## start

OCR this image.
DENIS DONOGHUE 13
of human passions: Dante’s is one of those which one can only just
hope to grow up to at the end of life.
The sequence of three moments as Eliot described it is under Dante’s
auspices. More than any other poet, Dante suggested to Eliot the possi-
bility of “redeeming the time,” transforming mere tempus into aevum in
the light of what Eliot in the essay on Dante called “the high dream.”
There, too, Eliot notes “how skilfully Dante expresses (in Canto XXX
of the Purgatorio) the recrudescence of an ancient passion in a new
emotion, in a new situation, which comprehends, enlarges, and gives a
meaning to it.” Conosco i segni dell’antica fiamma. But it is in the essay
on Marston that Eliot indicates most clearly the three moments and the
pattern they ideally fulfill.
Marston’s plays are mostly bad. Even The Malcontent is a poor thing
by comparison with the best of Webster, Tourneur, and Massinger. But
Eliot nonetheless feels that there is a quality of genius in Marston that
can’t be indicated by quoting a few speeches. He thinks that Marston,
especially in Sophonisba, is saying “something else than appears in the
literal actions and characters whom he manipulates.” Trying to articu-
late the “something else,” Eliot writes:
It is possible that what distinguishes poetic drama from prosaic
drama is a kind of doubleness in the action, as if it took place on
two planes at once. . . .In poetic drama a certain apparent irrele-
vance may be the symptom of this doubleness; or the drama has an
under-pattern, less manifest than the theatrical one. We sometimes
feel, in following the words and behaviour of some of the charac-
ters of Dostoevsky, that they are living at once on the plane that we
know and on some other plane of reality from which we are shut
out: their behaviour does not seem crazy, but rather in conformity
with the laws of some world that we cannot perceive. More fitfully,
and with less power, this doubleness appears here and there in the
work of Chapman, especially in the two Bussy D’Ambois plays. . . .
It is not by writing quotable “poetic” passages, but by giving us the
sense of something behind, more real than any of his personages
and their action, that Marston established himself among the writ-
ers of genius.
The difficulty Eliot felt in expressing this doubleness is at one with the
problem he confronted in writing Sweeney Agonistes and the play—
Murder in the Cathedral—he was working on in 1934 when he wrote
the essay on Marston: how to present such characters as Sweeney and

## end

Scan the material above. Copy each line that holds the word "with".

by comparison with the best of Webster, Tourneur, and Massinger. But
with the laws of some world that we cannot perceive. More fitfully,
and with less power, this doubleness appears here and there in the
The difficulty Eliot felt in expressing this doubleness is at one with the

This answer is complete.